■ Reading passage ■
Jorge Orta was born in 1953, in Rosario, Argentina. He was raised in Paris. His father was a civil servant and his mother, a teacher. After graduating simultaneously from the Faculty of Fine Arts and the Faculty of Architecture at the Universidad Nacional de Rosario.

In 1984, Orta received a scholarship from the Argentinian Ministry of Foreign and European Affairs to pursue a D.E.A. (Diplôme d'études approfondies) at the Sorbonne in Paris.

== Career ==

=== Argentina ===
Orta began his career as a painter, winning numerous awards for his work. In response to the increasing censorship of the Argentine military regime, his practice shifted to more avant-garde and alternative forms of visual communication, such as mail art and action-performance, working in underground artist collectives. He was the first Argentine artist to explore video and image projection technology, staging a series of controversial public installations in Rosario: Transcurso Vital (1981), Testigos Blancos (1982), Madera y Trapo (1983), and Fusion de sangre Latinoamericana (1984).

■ Set of tasks ■
a: Condense the paragraph of the passage on Jorge Orta that begins "Orta began his career as a painter" into a bulleted list that keeps its main facts.
b: Resume the passage on Jorge Orta from the point at which it stops, writing the next part of the text.
The lines that come next have no connection to the passage on Jorge Orta.

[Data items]
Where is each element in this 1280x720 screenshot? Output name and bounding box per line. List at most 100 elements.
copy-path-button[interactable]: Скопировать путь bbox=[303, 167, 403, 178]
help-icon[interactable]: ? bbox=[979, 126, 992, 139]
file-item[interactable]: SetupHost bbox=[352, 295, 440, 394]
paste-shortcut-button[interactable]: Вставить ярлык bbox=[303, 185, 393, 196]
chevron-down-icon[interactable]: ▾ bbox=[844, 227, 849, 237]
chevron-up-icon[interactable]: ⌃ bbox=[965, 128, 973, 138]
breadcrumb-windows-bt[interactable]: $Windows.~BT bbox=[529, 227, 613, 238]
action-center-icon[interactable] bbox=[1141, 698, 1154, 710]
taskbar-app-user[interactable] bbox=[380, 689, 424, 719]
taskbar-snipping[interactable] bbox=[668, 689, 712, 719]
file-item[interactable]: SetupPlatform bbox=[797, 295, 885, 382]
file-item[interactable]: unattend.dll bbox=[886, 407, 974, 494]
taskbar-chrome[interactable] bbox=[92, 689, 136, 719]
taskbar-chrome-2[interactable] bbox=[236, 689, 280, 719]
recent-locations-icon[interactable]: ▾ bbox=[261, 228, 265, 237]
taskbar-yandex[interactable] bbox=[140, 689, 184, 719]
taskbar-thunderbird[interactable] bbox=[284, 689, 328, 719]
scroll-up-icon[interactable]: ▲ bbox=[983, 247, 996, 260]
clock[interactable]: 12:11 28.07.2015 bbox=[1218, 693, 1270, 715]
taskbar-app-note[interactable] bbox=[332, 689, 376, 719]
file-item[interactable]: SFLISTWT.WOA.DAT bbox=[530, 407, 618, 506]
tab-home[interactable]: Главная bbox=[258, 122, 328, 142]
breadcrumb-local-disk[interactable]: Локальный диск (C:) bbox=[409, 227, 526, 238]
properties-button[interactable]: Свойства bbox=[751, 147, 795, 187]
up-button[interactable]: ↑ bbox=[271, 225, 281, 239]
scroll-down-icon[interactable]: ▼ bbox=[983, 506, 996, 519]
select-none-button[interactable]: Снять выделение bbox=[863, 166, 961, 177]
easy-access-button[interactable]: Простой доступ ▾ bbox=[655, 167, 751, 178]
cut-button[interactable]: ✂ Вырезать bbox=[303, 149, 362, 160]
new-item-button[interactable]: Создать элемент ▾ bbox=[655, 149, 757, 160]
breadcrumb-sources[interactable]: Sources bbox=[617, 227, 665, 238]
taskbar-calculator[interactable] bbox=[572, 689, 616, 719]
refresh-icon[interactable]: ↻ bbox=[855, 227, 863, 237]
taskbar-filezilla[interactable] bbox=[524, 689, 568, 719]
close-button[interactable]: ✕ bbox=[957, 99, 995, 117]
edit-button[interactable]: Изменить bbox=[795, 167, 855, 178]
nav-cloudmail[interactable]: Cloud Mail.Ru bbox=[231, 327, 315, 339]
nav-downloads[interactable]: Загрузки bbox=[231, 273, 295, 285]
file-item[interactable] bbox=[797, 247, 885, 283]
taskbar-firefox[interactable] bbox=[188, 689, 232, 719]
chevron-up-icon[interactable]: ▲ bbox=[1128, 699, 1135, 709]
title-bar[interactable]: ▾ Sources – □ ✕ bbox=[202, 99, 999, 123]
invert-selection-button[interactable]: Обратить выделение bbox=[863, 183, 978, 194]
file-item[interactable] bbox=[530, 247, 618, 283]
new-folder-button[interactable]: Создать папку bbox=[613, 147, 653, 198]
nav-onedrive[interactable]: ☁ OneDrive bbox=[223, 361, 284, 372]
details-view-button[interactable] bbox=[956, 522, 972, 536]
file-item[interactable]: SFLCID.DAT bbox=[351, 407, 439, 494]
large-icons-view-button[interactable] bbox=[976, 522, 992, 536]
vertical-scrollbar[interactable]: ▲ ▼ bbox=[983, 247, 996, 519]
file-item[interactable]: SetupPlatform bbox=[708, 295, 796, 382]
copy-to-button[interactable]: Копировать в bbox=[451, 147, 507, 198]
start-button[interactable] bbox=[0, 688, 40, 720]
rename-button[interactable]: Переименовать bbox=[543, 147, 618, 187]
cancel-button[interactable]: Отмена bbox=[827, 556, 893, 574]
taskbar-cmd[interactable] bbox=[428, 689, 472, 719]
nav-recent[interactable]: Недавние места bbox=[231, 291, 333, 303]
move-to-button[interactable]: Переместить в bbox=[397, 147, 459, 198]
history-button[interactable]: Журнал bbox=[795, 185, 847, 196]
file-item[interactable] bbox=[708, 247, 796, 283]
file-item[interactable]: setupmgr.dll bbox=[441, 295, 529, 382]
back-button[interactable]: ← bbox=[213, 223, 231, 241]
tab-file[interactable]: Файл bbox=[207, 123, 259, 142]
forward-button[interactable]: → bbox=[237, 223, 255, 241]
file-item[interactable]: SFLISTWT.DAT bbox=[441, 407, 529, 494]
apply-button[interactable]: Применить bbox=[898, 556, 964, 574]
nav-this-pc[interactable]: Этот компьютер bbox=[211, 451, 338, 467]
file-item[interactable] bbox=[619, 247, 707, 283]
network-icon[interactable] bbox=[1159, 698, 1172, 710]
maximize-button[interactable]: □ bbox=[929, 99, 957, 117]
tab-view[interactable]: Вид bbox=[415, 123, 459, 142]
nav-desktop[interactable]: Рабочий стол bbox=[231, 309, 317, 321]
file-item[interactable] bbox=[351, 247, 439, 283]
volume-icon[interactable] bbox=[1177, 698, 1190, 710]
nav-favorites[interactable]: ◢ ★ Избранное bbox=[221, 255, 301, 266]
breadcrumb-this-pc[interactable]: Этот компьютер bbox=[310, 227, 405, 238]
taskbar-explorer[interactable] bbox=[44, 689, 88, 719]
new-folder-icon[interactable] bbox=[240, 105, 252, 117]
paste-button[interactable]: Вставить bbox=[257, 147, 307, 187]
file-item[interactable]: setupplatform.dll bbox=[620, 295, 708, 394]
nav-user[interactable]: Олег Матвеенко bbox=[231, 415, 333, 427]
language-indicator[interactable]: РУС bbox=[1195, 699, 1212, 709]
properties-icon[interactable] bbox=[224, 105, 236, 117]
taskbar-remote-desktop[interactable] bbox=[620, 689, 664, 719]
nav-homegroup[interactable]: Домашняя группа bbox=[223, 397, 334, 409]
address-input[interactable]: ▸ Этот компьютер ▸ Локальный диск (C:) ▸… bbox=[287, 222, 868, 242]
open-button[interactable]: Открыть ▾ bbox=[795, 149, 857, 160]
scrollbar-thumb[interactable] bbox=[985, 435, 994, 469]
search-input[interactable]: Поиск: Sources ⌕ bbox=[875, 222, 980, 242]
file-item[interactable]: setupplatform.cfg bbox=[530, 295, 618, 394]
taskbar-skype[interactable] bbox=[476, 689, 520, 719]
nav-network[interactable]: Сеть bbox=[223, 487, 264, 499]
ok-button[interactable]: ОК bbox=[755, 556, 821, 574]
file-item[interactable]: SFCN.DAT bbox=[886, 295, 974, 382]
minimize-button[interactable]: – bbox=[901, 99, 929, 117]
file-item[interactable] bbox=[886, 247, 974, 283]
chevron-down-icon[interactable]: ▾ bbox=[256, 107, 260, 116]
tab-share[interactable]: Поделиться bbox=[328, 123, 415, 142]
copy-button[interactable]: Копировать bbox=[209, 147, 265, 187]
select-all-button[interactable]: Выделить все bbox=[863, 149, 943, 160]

■ Outputs by task ■
a:
- Orta started out as a painter and won numerous awards.
- As censorship under the Argentine military regime increased, he turned to avant-garde and alternative forms of visual communication, such as mail art and action-performance, working in underground artist collectives.
- He was the first Argentine artist to explore video and image projection technology.
- In Rosario he staged a series of controversial public installations: Transcurso Vital (1981), Testigos Blancos (1982), Madera y Trapo (1983), and Fusion de sangre Latinoamericana (1984).

b:
Orta was a lecturer in the Faculty of Fine Arts of the Universidad Nacional de Rosario and a member of CONICET, the Argentinean national council for scientific research, until 1984, when he received a scholarship from the Ministry of Foreign and European affairs to pursue a D.E.A. (Diplôme d'études approfondies) at the Sorbonne in Paris.

=== Paris ===
In 1991, a fire in his Quai de la Seine studio tragically destroyed his entire archive of ephemeral works conducted in Argentina.

Parallel to a studio-based practice and the slow reconstruction of his archive, Orta began experimenting with the technology for large-scale image projection Light Works in the early 1980s and invented the Pyrex image plates for the PAE (Projector Art Effect) projectors. Exploring light as a new medium, he painted and illuminated mythical sites of architecture of cultural and historical significance across the world: Mount Aso (Japan), Cappadocia (Turkey), Zócalo (Mexico City), and Verdon Gorge (France).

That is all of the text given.